>> begin EXTRACTED RECORDS

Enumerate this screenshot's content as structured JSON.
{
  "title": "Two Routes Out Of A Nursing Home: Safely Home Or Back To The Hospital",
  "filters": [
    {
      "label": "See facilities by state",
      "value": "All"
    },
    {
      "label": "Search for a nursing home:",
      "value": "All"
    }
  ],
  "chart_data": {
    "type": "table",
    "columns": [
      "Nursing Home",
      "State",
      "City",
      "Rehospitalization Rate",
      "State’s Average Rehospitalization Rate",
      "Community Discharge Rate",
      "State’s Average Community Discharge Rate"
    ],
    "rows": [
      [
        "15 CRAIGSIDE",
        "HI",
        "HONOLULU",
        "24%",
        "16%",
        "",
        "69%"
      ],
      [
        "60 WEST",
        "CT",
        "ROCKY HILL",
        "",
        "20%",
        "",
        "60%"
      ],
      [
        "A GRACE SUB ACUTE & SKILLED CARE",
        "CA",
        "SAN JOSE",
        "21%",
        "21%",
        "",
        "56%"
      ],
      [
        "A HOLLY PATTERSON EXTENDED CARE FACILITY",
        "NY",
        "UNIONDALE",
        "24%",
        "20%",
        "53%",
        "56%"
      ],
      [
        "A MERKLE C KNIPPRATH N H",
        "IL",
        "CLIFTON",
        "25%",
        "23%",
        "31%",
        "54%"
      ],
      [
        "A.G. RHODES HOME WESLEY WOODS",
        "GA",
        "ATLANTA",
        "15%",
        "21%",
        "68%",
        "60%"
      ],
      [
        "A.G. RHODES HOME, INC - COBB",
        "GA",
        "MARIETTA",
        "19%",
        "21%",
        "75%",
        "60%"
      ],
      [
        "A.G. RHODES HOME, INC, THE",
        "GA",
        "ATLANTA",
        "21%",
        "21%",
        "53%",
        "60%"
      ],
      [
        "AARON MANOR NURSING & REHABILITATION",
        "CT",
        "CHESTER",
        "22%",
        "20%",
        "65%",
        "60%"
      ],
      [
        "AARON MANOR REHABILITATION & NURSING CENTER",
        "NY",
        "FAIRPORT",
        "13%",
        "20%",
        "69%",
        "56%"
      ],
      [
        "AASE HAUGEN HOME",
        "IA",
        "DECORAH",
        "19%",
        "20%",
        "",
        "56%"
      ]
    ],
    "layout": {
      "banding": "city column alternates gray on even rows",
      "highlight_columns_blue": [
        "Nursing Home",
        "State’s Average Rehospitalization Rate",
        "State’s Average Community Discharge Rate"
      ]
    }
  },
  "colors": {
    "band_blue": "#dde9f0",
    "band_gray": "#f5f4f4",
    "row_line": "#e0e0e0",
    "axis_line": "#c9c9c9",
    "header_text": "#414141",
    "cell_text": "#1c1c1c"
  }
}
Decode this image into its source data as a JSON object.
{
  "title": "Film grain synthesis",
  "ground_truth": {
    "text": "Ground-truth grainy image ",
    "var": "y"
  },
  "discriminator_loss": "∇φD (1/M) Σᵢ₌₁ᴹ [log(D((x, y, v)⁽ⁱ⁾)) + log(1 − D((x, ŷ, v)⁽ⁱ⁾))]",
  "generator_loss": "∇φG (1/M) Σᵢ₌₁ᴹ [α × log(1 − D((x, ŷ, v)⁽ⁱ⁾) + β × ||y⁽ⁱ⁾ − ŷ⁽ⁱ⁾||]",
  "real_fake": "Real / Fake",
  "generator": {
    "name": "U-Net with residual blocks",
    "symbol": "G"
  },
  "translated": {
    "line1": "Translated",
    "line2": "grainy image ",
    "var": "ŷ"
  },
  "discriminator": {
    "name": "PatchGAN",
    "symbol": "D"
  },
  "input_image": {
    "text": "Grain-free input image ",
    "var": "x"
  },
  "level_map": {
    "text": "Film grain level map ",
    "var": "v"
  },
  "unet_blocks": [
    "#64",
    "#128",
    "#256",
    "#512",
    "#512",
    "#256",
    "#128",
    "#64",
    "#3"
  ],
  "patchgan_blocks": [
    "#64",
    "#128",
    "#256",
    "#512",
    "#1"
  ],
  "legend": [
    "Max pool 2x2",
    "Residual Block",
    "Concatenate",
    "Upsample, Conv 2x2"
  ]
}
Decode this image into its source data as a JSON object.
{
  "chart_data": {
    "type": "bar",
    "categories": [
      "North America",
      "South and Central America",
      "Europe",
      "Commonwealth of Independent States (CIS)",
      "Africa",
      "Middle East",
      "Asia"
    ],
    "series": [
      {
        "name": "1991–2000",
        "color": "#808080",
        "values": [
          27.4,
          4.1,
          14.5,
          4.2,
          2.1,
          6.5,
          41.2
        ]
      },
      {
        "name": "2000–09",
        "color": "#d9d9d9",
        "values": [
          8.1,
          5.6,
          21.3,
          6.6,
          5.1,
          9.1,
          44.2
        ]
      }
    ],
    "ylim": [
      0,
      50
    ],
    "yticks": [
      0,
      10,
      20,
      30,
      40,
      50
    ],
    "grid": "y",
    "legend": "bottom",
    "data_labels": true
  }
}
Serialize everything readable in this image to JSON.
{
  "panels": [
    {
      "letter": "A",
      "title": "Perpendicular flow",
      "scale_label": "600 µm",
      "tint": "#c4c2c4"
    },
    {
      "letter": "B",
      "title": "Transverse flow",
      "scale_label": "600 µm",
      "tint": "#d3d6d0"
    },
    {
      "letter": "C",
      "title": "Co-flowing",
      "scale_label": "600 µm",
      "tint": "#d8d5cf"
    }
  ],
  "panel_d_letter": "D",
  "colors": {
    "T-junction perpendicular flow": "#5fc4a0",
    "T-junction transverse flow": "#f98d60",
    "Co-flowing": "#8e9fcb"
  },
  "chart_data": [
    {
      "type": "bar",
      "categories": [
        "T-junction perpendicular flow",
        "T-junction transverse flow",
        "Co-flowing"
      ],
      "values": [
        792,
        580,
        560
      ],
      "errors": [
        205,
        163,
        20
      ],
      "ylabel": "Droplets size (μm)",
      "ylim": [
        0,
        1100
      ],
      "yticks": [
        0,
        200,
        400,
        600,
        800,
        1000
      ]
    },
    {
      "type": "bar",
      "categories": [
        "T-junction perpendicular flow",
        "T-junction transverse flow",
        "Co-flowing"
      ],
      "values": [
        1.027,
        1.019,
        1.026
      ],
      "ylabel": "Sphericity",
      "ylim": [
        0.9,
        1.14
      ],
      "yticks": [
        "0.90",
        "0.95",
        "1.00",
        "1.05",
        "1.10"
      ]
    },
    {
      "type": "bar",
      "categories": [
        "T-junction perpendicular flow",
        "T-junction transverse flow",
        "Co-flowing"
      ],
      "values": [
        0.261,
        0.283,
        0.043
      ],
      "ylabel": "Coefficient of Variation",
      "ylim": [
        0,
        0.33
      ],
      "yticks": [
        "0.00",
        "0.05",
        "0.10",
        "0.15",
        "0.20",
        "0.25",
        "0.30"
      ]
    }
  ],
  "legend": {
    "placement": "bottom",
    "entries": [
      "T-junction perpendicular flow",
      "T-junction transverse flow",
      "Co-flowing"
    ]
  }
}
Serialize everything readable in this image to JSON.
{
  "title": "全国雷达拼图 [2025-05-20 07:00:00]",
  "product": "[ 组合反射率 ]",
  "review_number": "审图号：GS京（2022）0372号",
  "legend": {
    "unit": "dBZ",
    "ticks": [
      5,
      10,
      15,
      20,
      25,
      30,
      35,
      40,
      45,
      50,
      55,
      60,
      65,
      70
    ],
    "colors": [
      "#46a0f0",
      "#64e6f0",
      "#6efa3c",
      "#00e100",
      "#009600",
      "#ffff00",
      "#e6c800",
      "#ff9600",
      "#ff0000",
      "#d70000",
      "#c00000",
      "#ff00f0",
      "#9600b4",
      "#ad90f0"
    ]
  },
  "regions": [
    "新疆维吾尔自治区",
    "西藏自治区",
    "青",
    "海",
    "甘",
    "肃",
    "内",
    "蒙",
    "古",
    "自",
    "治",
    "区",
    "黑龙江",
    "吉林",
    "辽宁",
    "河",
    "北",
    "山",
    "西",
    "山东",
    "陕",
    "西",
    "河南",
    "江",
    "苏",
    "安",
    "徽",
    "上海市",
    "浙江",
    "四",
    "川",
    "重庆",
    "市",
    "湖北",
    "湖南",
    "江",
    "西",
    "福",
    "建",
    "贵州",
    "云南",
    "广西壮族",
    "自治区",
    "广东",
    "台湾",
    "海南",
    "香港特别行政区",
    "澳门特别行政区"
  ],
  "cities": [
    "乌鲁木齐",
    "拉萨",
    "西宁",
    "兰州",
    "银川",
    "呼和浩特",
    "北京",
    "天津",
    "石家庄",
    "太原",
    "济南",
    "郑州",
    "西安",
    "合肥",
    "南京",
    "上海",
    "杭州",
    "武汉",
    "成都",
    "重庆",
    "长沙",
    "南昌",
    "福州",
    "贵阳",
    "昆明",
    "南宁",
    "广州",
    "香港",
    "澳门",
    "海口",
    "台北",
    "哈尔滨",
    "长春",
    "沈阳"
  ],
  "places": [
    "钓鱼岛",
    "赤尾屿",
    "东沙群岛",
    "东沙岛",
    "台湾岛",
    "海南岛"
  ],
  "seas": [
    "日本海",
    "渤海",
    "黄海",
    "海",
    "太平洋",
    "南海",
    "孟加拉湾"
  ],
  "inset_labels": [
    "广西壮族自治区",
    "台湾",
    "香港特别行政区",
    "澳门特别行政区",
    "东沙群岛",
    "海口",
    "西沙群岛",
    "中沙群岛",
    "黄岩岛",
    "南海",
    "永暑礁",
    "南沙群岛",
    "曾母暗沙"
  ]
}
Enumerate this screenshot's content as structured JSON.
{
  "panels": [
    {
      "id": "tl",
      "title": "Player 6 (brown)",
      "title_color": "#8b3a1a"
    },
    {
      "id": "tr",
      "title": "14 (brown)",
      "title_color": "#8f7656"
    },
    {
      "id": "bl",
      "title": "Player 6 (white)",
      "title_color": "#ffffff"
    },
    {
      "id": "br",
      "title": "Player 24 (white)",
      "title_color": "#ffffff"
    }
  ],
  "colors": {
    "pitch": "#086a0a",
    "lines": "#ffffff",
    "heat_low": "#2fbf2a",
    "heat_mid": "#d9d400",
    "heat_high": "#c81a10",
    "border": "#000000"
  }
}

>> end EXTRACTED RECORDS

**AIM:** List each line of the records that holds the string "Rehospitalization".

**FULL SOLUTION:**
      "Rehospitalization Rate",
      "State’s Average Rehospitalization Rate",
        "State’s Average Rehospitalization Rate",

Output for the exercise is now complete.